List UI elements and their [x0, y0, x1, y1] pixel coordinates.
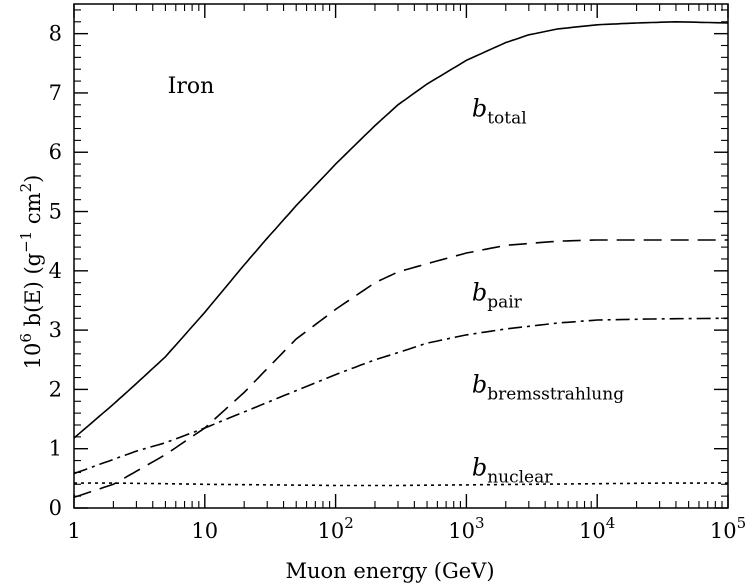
x-tick-exp: 5 [737, 514, 747, 532]
y-tick-label: 8 [49, 22, 62, 46]
x-tick-exp: 4 [606, 514, 616, 532]
annotation-subscript: nuclear [487, 467, 553, 487]
annotation-brems-label: bbremsstrahlung [472, 370, 624, 404]
annotation-subscript: total [487, 109, 526, 129]
y-axis-title-prefix: 10 [21, 343, 45, 370]
y-tick-label: 7 [49, 81, 62, 105]
y-axis-title-suffix: ) [21, 175, 45, 183]
y-axis-title-prefix-exp: 6 [17, 333, 35, 343]
x-axis-title: Muon energy (GeV) [285, 559, 494, 583]
x-tick-label: 10 [191, 519, 218, 543]
annotation-total-label: btotal [472, 95, 527, 129]
x-tick-label: 105 [710, 514, 746, 543]
y-axis-title-unit-exp1: −1 [17, 231, 35, 253]
x-tick-base: 10 [448, 519, 475, 543]
y-tick-label: 2 [49, 377, 62, 401]
x-tick-base: 10 [710, 519, 737, 543]
x-tick-label: 104 [579, 514, 615, 543]
annotation-pair-label: bpair [472, 278, 523, 312]
x-tick-exp: 3 [475, 514, 485, 532]
y-tick-label: 6 [49, 140, 62, 164]
plot-frame [73, 3, 729, 509]
y-tick-label: 0 [49, 496, 62, 520]
series-line-bremsstrahlung [73, 317, 728, 475]
series-line-nuclear [74, 482, 728, 487]
annotation-subscript: bremsstrahlung [487, 384, 624, 404]
plot-area [73, 20, 729, 499]
annotation-nuclear-label: bnuclear [472, 453, 553, 487]
y-axis-title: 106 b(E) (g−1 cm2) [17, 175, 45, 370]
annotation-main: b [472, 370, 487, 398]
series-line-pair [73, 239, 728, 499]
y-tick-label: 4 [49, 259, 62, 283]
y-tick-label: 3 [49, 318, 62, 342]
x-tick-base: 1 [67, 519, 80, 543]
x-tick-label: 103 [448, 514, 484, 543]
x-tick-label: 102 [317, 514, 353, 543]
series-line-total [73, 20, 729, 439]
y-axis-title-unit-exp2: 2 [17, 183, 35, 193]
x-tick-label: 1 [67, 519, 80, 543]
x-tick-base: 10 [191, 519, 218, 543]
x-tick-base: 10 [317, 519, 344, 543]
x-tick-base: 10 [579, 519, 606, 543]
annotation-main: b [472, 278, 487, 306]
annotation-main: Iron [168, 74, 215, 99]
annotation-material: Iron [168, 74, 215, 99]
y-axis-title-quantity: b(E) (g [21, 253, 45, 333]
y-tick-label: 5 [49, 200, 62, 224]
x-tick-exp: 2 [344, 514, 354, 532]
annotation-main: b [472, 453, 487, 481]
y-axis-title-unit-mid: cm [21, 192, 45, 230]
annotation-subscript: pair [487, 292, 522, 312]
annotation-main: b [472, 95, 487, 123]
y-tick-label: 1 [49, 437, 62, 461]
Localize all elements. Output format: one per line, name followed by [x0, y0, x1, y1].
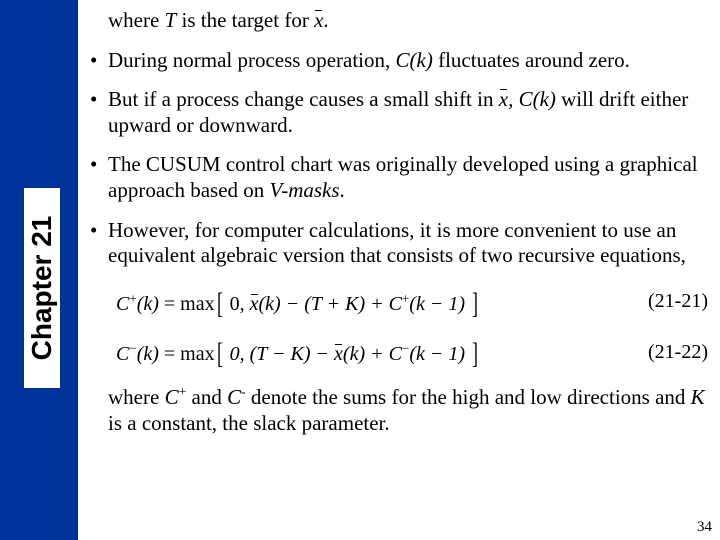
intro-line: where T is the target for x.	[108, 8, 714, 34]
equation-21-22: C−(k) = max[ 0, (T − K) − x(k) + C−(k − …	[116, 333, 714, 370]
equation-21-21: C+(k) = max[ 0, x(k) − (T + K) + C+(k − …	[116, 283, 714, 320]
xbar-icon: x	[250, 292, 259, 316]
text: (k) − (T + K) +	[259, 293, 389, 315]
bullet-dot-icon: •	[90, 48, 108, 74]
sup-minus: −	[129, 341, 136, 356]
var-vmask: V-masks	[270, 178, 340, 202]
text: During normal process operation,	[108, 48, 396, 72]
bullet-text: But if a process change causes a small s…	[108, 87, 714, 138]
bullet-dot-icon: •	[90, 218, 108, 269]
text: (k − 1)	[409, 343, 470, 365]
closing-line: where C+ and C- denote the sums for the …	[108, 384, 714, 436]
var-K: K	[691, 385, 705, 409]
text: denote the sums for the high and low dir…	[246, 385, 691, 409]
text: The CUSUM control chart was originally d…	[108, 152, 698, 202]
var-C: C	[389, 293, 402, 315]
eq-body: C−(k) = max[ 0, (T − K) − x(k) + C−(k − …	[116, 333, 480, 370]
bullet-4: • However, for computer calculations, it…	[90, 218, 714, 269]
content-area: where T is the target for x. • During no…	[90, 8, 714, 436]
bracket-open-icon: [	[217, 286, 223, 323]
xbar-icon: x	[334, 342, 343, 366]
text: 0, (T − K) −	[225, 343, 334, 365]
text: is the target for	[176, 8, 314, 32]
sup-plus: +	[129, 290, 136, 305]
text: where	[108, 8, 165, 32]
chapter-label: Chapter 21	[24, 188, 60, 388]
text: But if a process change causes a small s…	[108, 87, 499, 111]
bracket-close-icon: ]	[472, 286, 478, 323]
text: ,	[508, 87, 519, 111]
text: (k)	[137, 293, 159, 315]
bullet-3: • The CUSUM control chart was originally…	[90, 152, 714, 203]
bullet-text: However, for computer calculations, it i…	[108, 218, 714, 269]
bullet-dot-icon: •	[90, 87, 108, 138]
text: where	[108, 385, 165, 409]
var-C: C	[116, 293, 129, 315]
slide-root: Chapter 21 where T is the target for x. …	[0, 0, 720, 540]
text: = max	[159, 293, 215, 315]
text: (k)	[137, 343, 159, 365]
text: is a constant, the slack parameter.	[108, 411, 390, 435]
xbar-icon: x	[499, 87, 508, 113]
text: .	[340, 178, 345, 202]
text: (k) +	[343, 343, 389, 365]
bullet-2: • But if a process change causes a small…	[90, 87, 714, 138]
eq-number: (21-22)	[648, 340, 714, 364]
bullet-text: The CUSUM control chart was originally d…	[108, 152, 714, 203]
xbar-icon: x	[314, 8, 323, 34]
text: = max	[159, 343, 215, 365]
var-C: C	[389, 343, 402, 365]
text: and	[186, 385, 227, 409]
var-C: C	[165, 385, 179, 409]
bullet-dot-icon: •	[90, 152, 108, 203]
page-number: 34	[697, 519, 712, 536]
bullet-1: • During normal process operation, C(k) …	[90, 48, 714, 74]
var-C: C	[116, 343, 129, 365]
text: 0,	[225, 293, 250, 315]
text: .	[323, 8, 328, 32]
bullet-text: During normal process operation, C(k) fl…	[108, 48, 714, 74]
text: (k − 1)	[409, 293, 470, 315]
var-T: T	[165, 8, 177, 32]
bracket-open-icon: [	[217, 336, 223, 373]
var-ck: C(k)	[519, 87, 556, 111]
bracket-close-icon: ]	[472, 336, 478, 373]
var-ck: C(k)	[396, 48, 433, 72]
text: fluctuates around zero.	[433, 48, 630, 72]
equation-block: C+(k) = max[ 0, x(k) − (T + K) + C+(k − …	[116, 283, 714, 370]
eq-body: C+(k) = max[ 0, x(k) − (T + K) + C+(k − …	[116, 283, 480, 320]
eq-number: (21-21)	[648, 289, 714, 313]
var-C: C	[227, 385, 241, 409]
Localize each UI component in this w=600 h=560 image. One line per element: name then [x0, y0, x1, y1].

═══

Exercise goal
Copy every line of the items above word for word, leaving out the pictures.

Worked answer
List UI elements and their [x0, y0, x1, y1] pixel coordinates.
x-tick-exp: 5 [737, 514, 747, 532]
y-tick-label: 8 [49, 22, 62, 46]
x-tick-exp: 4 [606, 514, 616, 532]
annotation-subscript: nuclear [487, 467, 553, 487]
annotation-brems-label: bbremsstrahlung [472, 370, 624, 404]
annotation-subscript: total [487, 109, 526, 129]
y-axis-title-prefix: 10 [21, 343, 45, 370]
y-tick-label: 7 [49, 81, 62, 105]
y-axis-title-suffix: ) [21, 175, 45, 183]
y-axis-title-prefix-exp: 6 [17, 333, 35, 343]
x-axis-title: Muon energy (GeV) [285, 559, 494, 583]
x-tick-label: 10 [191, 519, 218, 543]
annotation-total-label: btotal [472, 95, 527, 129]
x-tick-label: 105 [710, 514, 746, 543]
y-axis-title-unit-exp1: −1 [17, 231, 35, 253]
x-tick-base: 10 [448, 519, 475, 543]
y-tick-label: 2 [49, 377, 62, 401]
x-tick-base: 10 [710, 519, 737, 543]
x-tick-label: 104 [579, 514, 615, 543]
annotation-pair-label: bpair [472, 278, 523, 312]
x-tick-exp: 3 [475, 514, 485, 532]
y-tick-label: 6 [49, 140, 62, 164]
plot-frame [73, 3, 729, 509]
y-tick-label: 0 [49, 496, 62, 520]
series-line-bremsstrahlung [73, 317, 728, 475]
series-line-nuclear [74, 482, 728, 487]
annotation-subscript: bremsstrahlung [487, 384, 624, 404]
plot-area [73, 20, 729, 499]
annotation-nuclear-label: bnuclear [472, 453, 553, 487]
y-axis-title: 106 b(E) (g−1 cm2) [17, 175, 45, 370]
annotation-main: b [472, 370, 487, 398]
series-line-pair [73, 239, 728, 499]
y-tick-label: 4 [49, 259, 62, 283]
y-tick-label: 3 [49, 318, 62, 342]
x-tick-base: 1 [67, 519, 80, 543]
x-tick-label: 103 [448, 514, 484, 543]
x-tick-label: 102 [317, 514, 353, 543]
series-line-total [73, 20, 729, 439]
y-axis-title-unit-exp2: 2 [17, 183, 35, 193]
x-tick-label: 1 [67, 519, 80, 543]
x-tick-base: 10 [191, 519, 218, 543]
x-tick-base: 10 [317, 519, 344, 543]
x-tick-base: 10 [579, 519, 606, 543]
annotation-main: b [472, 278, 487, 306]
annotation-main: Iron [168, 74, 215, 99]
annotation-material: Iron [168, 74, 215, 99]
y-axis-title-quantity: b(E) (g [21, 253, 45, 333]
y-tick-label: 5 [49, 200, 62, 224]
x-tick-exp: 2 [344, 514, 354, 532]
annotation-main: b [472, 453, 487, 481]
y-axis-title-unit-mid: cm [21, 192, 45, 230]
annotation-subscript: pair [487, 292, 522, 312]
annotation-main: b [472, 95, 487, 123]
y-tick-label: 1 [49, 437, 62, 461]
Localize all elements. Output format: one per line, name followed by [x0, y0, x1, y1].
intro-line: where T is the target for x.	[108, 8, 714, 34]
equation-21-22: C−(k) = max[ 0, (T − K) − x(k) + C−(k − …	[116, 333, 714, 370]
equation-21-21: C+(k) = max[ 0, x(k) − (T + K) + C+(k − …	[116, 283, 714, 320]
xbar-icon: x	[250, 292, 259, 316]
text: (k) − (T + K) +	[259, 293, 389, 315]
bullet-dot-icon: •	[90, 48, 108, 74]
sup-minus: −	[129, 341, 136, 356]
var-vmask: V-masks	[270, 178, 340, 202]
text: During normal process operation,	[108, 48, 396, 72]
bullet-text: But if a process change causes a small s…	[108, 87, 714, 138]
bullet-dot-icon: •	[90, 218, 108, 269]
text: (k − 1)	[409, 343, 470, 365]
closing-line: where C+ and C- denote the sums for the …	[108, 384, 714, 436]
var-K: K	[691, 385, 705, 409]
text: denote the sums for the high and low dir…	[246, 385, 691, 409]
text: The CUSUM control chart was originally d…	[108, 152, 698, 202]
var-C: C	[389, 293, 402, 315]
eq-body: C−(k) = max[ 0, (T − K) − x(k) + C−(k − …	[116, 333, 480, 370]
bullet-4: • However, for computer calculations, it…	[90, 218, 714, 269]
content-area: where T is the target for x. • During no…	[90, 8, 714, 436]
bracket-open-icon: [	[217, 286, 223, 323]
xbar-icon: x	[334, 342, 343, 366]
text: 0, (T − K) −	[225, 343, 334, 365]
text: is the target for	[176, 8, 314, 32]
sup-plus: +	[129, 290, 136, 305]
text: where	[108, 8, 165, 32]
chapter-label: Chapter 21	[24, 188, 60, 388]
text: But if a process change causes a small s…	[108, 87, 499, 111]
bracket-close-icon: ]	[472, 286, 478, 323]
text: ,	[508, 87, 519, 111]
text: (k)	[137, 293, 159, 315]
bullet-3: • The CUSUM control chart was originally…	[90, 152, 714, 203]
bullet-text: However, for computer calculations, it i…	[108, 218, 714, 269]
bullet-dot-icon: •	[90, 87, 108, 138]
text: where	[108, 385, 165, 409]
var-C: C	[116, 293, 129, 315]
slide-root: Chapter 21 where T is the target for x. …	[0, 0, 720, 540]
text: = max	[159, 293, 215, 315]
text: (k)	[137, 343, 159, 365]
text: is a constant, the slack parameter.	[108, 411, 390, 435]
xbar-icon: x	[499, 87, 508, 113]
text: .	[340, 178, 345, 202]
text: (k) +	[343, 343, 389, 365]
bullet-2: • But if a process change causes a small…	[90, 87, 714, 138]
eq-number: (21-22)	[648, 340, 714, 364]
bullet-text: The CUSUM control chart was originally d…	[108, 152, 714, 203]
xbar-icon: x	[314, 8, 323, 34]
text: = max	[159, 343, 215, 365]
var-C: C	[389, 343, 402, 365]
text: and	[186, 385, 227, 409]
var-C: C	[165, 385, 179, 409]
bullet-dot-icon: •	[90, 152, 108, 203]
page-number: 34	[697, 519, 712, 536]
bullet-1: • During normal process operation, C(k) …	[90, 48, 714, 74]
var-C: C	[116, 343, 129, 365]
text: 0,	[225, 293, 250, 315]
text: .	[323, 8, 328, 32]
bullet-text: During normal process operation, C(k) fl…	[108, 48, 714, 74]
text: (k − 1)	[409, 293, 470, 315]
var-T: T	[165, 8, 177, 32]
bracket-open-icon: [	[217, 336, 223, 373]
var-ck: C(k)	[519, 87, 556, 111]
bracket-close-icon: ]	[472, 336, 478, 373]
var-ck: C(k)	[396, 48, 433, 72]
text: fluctuates around zero.	[433, 48, 630, 72]
equation-block: C+(k) = max[ 0, x(k) − (T + K) + C+(k − …	[116, 283, 714, 370]
eq-body: C+(k) = max[ 0, x(k) − (T + K) + C+(k − …	[116, 283, 480, 320]
eq-number: (21-21)	[648, 289, 714, 313]
var-C: C	[227, 385, 241, 409]
Localize each UI component in this w=600 h=560 image. One line per element: name then [x0, y0, x1, y1].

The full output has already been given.